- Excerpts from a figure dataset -
****************************************
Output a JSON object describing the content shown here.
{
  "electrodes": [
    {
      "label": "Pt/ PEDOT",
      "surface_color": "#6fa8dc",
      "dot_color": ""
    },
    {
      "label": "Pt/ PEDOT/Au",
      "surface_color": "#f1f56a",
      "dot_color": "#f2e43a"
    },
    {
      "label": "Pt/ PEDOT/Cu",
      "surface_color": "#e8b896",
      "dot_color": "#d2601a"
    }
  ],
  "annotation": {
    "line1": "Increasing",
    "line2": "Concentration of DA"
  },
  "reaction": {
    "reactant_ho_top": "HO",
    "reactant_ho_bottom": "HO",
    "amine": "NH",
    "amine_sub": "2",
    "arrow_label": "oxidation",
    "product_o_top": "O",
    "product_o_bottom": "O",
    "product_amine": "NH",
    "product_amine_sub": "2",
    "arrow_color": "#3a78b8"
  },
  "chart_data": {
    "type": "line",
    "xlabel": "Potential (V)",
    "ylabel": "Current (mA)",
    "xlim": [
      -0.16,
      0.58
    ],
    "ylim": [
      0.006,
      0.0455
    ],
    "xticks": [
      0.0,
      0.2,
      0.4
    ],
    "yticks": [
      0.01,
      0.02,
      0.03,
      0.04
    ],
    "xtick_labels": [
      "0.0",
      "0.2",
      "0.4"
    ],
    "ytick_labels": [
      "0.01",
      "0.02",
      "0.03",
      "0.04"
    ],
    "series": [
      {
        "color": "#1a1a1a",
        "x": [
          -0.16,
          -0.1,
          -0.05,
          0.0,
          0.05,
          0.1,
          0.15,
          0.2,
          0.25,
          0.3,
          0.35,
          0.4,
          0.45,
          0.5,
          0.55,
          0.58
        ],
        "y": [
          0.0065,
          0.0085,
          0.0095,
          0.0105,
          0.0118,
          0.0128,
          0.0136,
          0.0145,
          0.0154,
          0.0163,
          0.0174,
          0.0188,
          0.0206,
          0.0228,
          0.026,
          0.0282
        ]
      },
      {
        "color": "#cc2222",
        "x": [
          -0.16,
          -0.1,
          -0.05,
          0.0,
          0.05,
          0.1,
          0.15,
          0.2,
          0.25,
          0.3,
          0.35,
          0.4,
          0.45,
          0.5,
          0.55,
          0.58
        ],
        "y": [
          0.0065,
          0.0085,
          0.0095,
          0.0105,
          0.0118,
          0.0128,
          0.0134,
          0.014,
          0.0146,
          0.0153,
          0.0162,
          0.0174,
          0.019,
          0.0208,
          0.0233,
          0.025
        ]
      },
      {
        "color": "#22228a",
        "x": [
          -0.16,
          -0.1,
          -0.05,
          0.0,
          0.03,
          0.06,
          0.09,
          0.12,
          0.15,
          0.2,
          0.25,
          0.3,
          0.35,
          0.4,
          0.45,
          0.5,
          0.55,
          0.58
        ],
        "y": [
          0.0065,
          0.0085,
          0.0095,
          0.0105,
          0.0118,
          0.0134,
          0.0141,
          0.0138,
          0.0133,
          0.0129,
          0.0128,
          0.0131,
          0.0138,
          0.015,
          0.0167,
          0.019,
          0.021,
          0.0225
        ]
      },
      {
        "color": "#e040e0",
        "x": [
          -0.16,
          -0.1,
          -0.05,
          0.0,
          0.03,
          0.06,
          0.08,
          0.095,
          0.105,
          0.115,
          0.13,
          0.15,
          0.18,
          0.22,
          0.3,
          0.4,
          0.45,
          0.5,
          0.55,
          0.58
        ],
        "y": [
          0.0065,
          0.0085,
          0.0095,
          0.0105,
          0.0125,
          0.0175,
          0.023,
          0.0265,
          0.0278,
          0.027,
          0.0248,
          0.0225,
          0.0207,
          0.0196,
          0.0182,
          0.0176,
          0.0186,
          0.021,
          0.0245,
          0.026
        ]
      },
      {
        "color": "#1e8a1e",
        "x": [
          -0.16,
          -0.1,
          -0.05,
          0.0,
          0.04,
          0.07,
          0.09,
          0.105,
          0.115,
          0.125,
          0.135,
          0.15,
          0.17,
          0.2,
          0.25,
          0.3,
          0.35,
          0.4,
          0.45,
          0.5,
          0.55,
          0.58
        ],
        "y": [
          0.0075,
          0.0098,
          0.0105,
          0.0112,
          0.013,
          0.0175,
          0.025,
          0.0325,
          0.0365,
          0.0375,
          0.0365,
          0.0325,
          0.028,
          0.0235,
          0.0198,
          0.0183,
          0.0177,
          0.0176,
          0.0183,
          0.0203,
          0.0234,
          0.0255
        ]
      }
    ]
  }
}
****************************************
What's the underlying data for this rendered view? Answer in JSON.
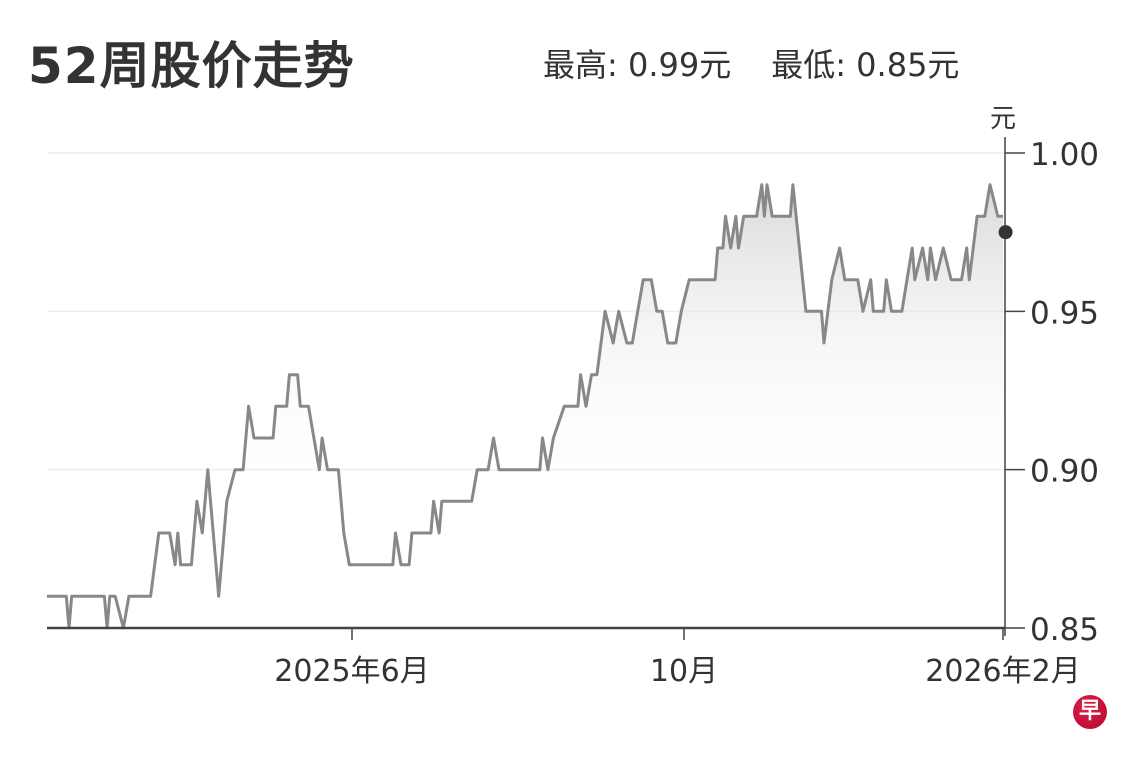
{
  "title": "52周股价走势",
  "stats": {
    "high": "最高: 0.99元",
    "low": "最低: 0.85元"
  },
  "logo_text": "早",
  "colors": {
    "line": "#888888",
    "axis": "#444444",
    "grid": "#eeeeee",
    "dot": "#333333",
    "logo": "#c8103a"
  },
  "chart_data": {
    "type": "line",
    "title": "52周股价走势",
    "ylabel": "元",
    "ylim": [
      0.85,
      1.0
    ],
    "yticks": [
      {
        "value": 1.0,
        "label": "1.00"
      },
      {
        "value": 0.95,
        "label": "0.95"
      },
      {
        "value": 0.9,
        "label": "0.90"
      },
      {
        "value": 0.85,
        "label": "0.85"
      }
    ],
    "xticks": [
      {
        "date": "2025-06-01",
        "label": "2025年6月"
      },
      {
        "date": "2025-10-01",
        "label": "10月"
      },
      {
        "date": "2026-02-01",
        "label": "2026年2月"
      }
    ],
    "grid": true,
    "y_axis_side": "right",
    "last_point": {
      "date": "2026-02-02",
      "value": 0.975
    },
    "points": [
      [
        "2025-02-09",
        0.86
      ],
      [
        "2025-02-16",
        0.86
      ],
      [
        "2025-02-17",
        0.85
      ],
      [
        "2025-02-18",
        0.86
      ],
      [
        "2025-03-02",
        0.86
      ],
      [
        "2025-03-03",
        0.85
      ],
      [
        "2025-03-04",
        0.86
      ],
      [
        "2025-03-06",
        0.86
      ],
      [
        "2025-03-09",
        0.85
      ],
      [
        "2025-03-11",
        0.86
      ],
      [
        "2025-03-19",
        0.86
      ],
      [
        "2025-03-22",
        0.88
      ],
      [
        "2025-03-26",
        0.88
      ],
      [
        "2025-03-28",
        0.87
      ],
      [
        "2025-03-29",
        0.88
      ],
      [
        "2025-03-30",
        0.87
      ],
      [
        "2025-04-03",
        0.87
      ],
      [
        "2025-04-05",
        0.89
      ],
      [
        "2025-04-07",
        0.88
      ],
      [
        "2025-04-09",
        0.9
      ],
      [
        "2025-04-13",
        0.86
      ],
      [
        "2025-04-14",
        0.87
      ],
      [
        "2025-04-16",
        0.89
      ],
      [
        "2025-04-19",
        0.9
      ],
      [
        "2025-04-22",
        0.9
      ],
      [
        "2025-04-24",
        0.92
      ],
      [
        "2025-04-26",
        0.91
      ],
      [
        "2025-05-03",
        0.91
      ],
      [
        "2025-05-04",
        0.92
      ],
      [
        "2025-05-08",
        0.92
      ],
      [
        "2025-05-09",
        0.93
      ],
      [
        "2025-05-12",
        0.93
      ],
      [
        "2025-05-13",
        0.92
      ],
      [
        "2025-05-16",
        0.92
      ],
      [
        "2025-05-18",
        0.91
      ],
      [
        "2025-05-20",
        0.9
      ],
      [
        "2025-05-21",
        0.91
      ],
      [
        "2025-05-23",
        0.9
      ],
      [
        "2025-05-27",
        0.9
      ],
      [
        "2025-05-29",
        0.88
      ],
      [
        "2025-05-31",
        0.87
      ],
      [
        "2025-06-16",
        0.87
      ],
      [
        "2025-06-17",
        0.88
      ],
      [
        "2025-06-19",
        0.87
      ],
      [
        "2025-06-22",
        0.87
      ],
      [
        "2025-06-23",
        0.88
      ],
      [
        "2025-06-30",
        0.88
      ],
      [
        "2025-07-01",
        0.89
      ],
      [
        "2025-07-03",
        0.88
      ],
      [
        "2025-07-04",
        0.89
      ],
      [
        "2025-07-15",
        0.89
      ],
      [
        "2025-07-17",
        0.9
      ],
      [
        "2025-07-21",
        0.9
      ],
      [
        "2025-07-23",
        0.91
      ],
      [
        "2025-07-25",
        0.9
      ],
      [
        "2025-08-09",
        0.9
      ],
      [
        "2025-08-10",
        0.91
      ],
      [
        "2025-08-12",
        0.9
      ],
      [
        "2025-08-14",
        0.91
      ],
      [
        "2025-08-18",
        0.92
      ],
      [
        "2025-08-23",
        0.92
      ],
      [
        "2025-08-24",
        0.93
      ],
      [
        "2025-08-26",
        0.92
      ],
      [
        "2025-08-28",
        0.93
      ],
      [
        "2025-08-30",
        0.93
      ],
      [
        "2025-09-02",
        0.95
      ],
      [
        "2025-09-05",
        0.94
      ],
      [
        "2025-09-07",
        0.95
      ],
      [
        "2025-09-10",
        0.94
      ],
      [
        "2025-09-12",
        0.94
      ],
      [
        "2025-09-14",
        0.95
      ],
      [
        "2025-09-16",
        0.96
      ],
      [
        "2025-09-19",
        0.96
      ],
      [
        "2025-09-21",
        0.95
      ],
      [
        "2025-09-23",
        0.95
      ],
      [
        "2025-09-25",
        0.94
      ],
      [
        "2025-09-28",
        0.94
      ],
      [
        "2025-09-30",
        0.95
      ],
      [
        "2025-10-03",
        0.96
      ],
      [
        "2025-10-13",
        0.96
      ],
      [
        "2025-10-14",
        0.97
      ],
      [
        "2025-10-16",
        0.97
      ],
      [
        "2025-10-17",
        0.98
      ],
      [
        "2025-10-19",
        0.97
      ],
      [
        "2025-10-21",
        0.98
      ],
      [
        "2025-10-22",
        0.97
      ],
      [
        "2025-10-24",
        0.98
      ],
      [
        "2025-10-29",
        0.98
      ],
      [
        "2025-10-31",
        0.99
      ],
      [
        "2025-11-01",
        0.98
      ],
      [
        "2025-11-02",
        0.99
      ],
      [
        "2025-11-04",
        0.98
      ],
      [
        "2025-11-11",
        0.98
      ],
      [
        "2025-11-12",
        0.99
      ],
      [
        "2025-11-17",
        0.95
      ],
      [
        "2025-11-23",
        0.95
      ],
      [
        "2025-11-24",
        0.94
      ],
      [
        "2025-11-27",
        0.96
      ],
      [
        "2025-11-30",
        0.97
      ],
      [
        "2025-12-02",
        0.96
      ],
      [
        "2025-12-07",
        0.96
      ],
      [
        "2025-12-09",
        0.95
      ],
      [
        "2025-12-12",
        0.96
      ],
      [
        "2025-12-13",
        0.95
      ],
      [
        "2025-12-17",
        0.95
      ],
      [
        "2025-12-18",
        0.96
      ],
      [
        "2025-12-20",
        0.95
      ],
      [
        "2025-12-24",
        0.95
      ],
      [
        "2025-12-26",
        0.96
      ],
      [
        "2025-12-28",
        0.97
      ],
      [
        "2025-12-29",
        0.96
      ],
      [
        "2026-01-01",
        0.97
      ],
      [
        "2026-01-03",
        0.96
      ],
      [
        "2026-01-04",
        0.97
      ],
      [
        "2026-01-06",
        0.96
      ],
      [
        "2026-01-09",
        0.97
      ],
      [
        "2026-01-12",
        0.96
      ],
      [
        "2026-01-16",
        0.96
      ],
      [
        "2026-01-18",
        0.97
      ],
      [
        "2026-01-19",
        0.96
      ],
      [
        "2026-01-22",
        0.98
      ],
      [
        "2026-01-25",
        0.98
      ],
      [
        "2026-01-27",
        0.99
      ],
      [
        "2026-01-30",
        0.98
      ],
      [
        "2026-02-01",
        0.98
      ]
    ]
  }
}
****************************************
- What the exercise asks -
Give only the number of lines in the records that include the word "date".

- Exercise result -
4